(SELECTED EXTRACT begins)

Table of Contents

Class StoredProcedureRequestOptions

Namespace
Microsoft.Azure.Cosmos.Scripts
Assembly
Microsoft.Azure.Cosmos.Client.dll

The cosmos stored procedure request options

public class StoredProcedureRequestOptions : RequestOptions
Inheritance
StoredProcedureRequestOptions
Inherited Members
Extension Methods

Constructors

StoredProcedureRequestOptions()

public StoredProcedureRequestOptions()

Properties

ConsistencyLevel

Gets or sets the consistency level required for the request in the Azure Cosmos DB service.

public ConsistencyLevel? ConsistencyLevel { get; set; }

Property Value

ConsistencyLevel?

The consistency level required for the request.

Remarks

Azure Cosmos DB offers 5 different consistency levels. Strong, Bounded Staleness, Session, Consistent Prefix and Eventual - in order of strongest to weakest consistency. ConnectionPolicy

While this is set at a database account level, Azure Cosmos DB allows a developer to override the default consistency level for each individual request.

EnableScriptLogging

Gets or sets the EnableScriptLogging for the current request in the Azure Cosmos DB service.

(SELECTED EXTRACT ends)
(DATA EXCERPTS begins)

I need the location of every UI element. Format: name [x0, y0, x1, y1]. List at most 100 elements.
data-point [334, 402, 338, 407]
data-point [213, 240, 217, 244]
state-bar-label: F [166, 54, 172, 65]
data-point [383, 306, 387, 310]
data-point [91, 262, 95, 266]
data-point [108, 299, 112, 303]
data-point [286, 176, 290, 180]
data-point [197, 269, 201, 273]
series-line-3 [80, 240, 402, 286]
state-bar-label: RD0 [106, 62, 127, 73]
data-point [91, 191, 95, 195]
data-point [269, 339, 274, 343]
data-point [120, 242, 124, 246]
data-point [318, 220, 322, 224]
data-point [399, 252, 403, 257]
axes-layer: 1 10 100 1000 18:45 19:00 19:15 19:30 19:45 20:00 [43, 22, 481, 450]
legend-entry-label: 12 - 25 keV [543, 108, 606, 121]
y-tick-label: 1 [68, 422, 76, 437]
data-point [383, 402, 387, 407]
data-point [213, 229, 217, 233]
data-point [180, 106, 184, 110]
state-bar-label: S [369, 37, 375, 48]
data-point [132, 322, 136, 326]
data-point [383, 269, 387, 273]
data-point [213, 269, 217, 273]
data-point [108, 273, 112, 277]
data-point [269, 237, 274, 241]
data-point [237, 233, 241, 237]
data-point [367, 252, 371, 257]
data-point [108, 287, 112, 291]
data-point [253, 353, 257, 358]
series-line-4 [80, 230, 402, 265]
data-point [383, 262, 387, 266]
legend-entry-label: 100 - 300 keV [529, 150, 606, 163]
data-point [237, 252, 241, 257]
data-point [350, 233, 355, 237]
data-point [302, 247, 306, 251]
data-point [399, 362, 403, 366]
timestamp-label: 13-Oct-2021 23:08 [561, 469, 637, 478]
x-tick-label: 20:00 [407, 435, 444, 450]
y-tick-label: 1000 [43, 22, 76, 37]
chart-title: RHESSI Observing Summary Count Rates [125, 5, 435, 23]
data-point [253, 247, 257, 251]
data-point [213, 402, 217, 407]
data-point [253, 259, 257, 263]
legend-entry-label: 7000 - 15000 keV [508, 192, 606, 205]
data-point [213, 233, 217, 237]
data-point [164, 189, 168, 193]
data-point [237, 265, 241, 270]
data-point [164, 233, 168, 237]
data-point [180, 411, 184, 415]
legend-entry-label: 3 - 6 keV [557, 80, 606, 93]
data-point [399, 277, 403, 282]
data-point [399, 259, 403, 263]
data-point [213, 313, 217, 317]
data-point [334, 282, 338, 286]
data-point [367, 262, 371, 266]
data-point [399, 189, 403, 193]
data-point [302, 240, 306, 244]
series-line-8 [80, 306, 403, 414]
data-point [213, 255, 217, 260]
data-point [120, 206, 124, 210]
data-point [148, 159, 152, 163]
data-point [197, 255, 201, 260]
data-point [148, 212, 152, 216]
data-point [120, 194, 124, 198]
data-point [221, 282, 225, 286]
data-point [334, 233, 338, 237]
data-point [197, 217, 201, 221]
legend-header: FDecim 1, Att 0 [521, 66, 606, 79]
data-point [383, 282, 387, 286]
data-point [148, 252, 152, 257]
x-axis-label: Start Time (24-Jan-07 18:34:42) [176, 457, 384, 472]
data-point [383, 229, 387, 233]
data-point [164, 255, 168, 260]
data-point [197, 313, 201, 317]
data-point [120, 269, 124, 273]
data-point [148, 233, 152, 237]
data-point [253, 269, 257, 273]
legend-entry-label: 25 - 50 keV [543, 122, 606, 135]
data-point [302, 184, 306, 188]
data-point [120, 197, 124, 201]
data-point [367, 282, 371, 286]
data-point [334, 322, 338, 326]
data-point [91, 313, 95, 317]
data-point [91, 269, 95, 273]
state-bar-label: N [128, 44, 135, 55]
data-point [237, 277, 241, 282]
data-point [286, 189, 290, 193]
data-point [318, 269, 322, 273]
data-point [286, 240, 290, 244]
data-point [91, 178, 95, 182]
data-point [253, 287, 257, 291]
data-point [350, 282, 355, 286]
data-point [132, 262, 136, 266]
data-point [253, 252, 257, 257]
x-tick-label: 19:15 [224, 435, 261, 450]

(DATA EXCERPTS ends)

Copy out the full StoredProcedureRequestOptions reference text from above, word for word and line for line.

Table of Contents

Class StoredProcedureRequestOptions

Namespace
Microsoft.Azure.Cosmos.Scripts
Assembly
Microsoft.Azure.Cosmos.Client.dll

The cosmos stored procedure request options

public class StoredProcedureRequestOptions : RequestOptions
Inheritance
StoredProcedureRequestOptions
Inherited Members
Extension Methods

Constructors

StoredProcedureRequestOptions()

public StoredProcedureRequestOptions()

Properties

ConsistencyLevel

Gets or sets the consistency level required for the request in the Azure Cosmos DB service.

public ConsistencyLevel? ConsistencyLevel { get; set; }

Property Value

ConsistencyLevel?

The consistency level required for the request.

Remarks

Azure Cosmos DB offers 5 different consistency levels. Strong, Bounded Staleness, Session, Consistent Prefix and Eventual - in order of strongest to weakest consistency. ConnectionPolicy

While this is set at a database account level, Azure Cosmos DB allows a developer to override the default consistency level for each individual request.

EnableScriptLogging

Gets or sets the EnableScriptLogging for the current request in the Azure Cosmos DB service.